### Instructions to follow:
State how many lines in the records hold the word "Primary", giving the number and no other text.

Records from a collection:
- - -

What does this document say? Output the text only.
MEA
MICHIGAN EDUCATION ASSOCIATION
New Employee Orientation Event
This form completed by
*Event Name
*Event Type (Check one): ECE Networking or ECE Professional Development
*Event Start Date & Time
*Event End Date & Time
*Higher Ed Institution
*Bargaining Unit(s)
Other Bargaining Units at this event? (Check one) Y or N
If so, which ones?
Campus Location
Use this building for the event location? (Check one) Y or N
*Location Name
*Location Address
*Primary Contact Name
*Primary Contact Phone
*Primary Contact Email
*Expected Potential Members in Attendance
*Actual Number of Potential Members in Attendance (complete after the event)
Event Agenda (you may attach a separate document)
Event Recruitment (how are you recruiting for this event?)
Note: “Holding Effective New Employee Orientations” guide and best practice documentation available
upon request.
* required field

- - -

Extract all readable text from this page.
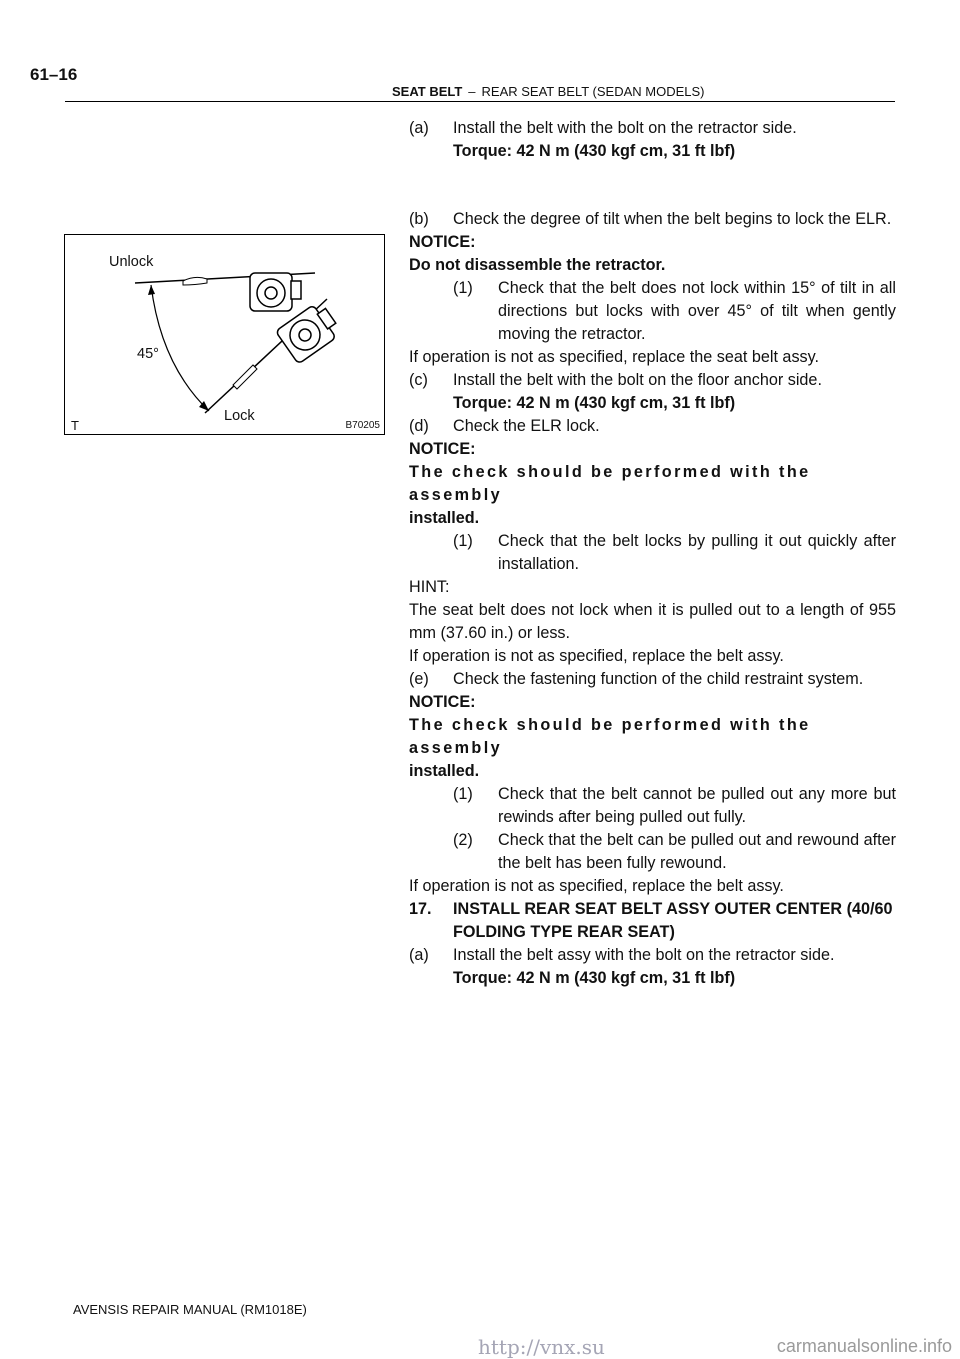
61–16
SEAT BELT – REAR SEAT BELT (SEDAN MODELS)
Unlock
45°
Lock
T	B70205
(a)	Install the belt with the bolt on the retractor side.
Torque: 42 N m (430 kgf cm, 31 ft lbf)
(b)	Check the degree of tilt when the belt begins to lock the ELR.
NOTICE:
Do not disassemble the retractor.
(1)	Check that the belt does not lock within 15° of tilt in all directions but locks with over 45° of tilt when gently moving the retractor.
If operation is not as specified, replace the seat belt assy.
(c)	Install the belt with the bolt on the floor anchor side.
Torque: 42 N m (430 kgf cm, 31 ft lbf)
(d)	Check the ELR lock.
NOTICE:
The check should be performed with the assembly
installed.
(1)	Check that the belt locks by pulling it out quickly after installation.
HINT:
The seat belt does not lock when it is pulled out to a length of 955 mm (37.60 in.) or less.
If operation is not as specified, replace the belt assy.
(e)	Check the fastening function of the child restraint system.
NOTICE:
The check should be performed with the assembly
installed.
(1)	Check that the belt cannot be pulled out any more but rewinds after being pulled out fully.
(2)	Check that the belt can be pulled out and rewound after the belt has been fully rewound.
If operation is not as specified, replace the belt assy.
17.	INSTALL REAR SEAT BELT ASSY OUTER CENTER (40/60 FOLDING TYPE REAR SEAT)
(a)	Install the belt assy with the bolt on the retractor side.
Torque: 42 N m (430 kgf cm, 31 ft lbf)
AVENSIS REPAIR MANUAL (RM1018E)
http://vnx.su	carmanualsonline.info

- - -

### Output below:
3